Tareas a realizar |
1. Enumera todos los apellidos de personas que se mencionan en el fragmento, sin repetirlos.
2. Reproduce literalmente el tramo del fragmento que va desde "La historia es" hasta "simbólico de proporciones.".
3. Según el fragmento, ¿qué tecnología se identifica como la tecnología "doméstica" del modelo leninista de partido político?
##### Fragmento
La historia es la que conecta a Zurita con Dávila en dos coyunturas diferentes,  distantes en casi treinta años,  lo que determina el destino de dos carreras.  Uno recibe un premio, y el otro, un apremio. Regresar, cada vez, es una apremio simbólico de proporciones.  

Pero mi hipótesis para la acción de Zurita en 1979,  es que el gesto se sobrepone a la teoría. Es decir, es un gesto vitalista que hace del grumo eyaculatorio un sustituto de la literalidad impresa del Verbo.  Zurita realiza la acción frente a una pintura de Dávila, como un “comentario corporal”. 

¿Y por qué no sería posible entender el acto de Rivas como un “comentario corporal” ante la imagen del prócer? El prócer es un Allende transmutado en Bolívar en la memoria del arte chileno, como construcción travestida de un mito que representa la política viril.  Es como para repensar el efecto-grumo en la historia y su representación, si ponemos atención a la densidad de la tinta serigráfica en las primeras experiencias seriales durante la Unidad Popular. 

¿Qué es lo que funciona como inconsciente político en esa coyuntura? O más bien, ¿qué es lo que hace funcionar dicho inconsciente como condensación de la palabra pentecostal?  Es la Política del Verbo en el Seno de las Masas, como un modelo operativo que hace la factura del engendramiento positivo de la voz de la vanguardia, que se hace grumo en la impresión serigráfica, que es la tecnología “doméstica” del modelo leninista de partido político.
##########
##### Datos listados
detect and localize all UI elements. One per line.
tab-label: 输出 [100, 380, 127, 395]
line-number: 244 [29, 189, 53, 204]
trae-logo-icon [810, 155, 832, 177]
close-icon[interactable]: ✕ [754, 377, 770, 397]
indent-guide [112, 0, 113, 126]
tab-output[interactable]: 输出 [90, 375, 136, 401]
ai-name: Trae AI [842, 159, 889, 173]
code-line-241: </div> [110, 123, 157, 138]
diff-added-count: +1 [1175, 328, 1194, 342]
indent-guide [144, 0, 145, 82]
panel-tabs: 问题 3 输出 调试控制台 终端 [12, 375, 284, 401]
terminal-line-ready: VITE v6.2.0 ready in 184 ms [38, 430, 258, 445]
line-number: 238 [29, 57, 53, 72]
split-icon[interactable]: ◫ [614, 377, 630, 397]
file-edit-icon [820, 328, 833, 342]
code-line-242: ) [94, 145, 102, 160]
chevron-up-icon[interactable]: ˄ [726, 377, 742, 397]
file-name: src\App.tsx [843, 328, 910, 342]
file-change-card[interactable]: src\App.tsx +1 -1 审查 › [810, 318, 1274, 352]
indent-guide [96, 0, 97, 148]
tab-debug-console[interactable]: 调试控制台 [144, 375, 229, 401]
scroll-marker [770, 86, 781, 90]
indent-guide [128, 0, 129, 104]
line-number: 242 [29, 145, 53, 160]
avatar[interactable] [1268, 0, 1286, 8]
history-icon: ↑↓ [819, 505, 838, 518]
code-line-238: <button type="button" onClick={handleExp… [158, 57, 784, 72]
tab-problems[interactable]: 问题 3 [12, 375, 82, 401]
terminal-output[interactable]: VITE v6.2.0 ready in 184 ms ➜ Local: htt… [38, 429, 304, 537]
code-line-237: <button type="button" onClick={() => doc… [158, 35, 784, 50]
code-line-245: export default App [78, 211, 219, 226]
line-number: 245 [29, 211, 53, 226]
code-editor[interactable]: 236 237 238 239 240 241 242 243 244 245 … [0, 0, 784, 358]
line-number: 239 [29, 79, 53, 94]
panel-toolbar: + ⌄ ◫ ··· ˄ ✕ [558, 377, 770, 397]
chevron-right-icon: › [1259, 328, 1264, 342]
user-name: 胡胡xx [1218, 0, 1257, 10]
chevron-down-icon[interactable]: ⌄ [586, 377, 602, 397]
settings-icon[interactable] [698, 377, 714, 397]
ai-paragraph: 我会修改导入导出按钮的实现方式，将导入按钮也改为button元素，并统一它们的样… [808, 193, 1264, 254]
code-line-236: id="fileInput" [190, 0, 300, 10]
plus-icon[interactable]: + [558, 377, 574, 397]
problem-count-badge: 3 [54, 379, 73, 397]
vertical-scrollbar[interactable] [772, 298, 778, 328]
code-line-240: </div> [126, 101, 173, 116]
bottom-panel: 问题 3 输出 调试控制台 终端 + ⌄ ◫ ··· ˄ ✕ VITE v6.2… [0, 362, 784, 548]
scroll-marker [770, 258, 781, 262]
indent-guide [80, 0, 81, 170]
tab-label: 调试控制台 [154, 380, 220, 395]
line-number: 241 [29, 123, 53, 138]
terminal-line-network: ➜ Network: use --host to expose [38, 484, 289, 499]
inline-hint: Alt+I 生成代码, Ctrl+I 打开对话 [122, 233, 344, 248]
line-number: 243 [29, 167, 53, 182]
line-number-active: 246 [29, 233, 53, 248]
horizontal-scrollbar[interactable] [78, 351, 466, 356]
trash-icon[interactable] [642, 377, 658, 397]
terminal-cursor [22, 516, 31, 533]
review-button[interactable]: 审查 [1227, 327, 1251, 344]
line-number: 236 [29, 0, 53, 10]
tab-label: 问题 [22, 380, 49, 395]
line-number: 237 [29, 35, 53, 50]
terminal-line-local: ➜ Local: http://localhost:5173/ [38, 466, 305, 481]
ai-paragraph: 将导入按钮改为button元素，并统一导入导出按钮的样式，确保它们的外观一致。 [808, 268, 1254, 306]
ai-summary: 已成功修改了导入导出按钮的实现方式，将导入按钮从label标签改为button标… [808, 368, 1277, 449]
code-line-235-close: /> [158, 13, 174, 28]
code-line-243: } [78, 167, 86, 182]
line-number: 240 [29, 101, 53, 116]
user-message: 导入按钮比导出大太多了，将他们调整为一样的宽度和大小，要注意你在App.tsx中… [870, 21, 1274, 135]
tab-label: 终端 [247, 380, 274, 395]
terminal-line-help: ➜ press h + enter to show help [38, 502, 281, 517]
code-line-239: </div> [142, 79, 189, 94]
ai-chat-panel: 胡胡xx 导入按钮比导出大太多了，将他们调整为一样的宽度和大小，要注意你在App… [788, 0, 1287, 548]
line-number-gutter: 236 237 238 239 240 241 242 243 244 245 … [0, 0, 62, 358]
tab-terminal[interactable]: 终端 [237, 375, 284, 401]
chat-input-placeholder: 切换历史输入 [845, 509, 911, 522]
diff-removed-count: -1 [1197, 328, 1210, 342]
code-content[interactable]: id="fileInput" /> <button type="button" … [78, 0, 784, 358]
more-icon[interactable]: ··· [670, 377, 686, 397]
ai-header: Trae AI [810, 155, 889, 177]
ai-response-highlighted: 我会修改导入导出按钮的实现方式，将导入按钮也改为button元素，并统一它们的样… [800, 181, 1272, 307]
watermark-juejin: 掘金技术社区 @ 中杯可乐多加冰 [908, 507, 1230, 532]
##########
Respuestas del ejercicio |
1. Zurita, Dávila, Rivas, Allende, Bolívar

2.
La historia es la que conecta a Zurita con Dávila en dos coyunturas diferentes,  distantes en casi treinta años,  lo que determina el destino de dos carreras.  Uno recibe un premio, y el otro, un apremio. Regresar, cada vez, es una apremio simbólico de proporciones.

3. La impresión serigráfica.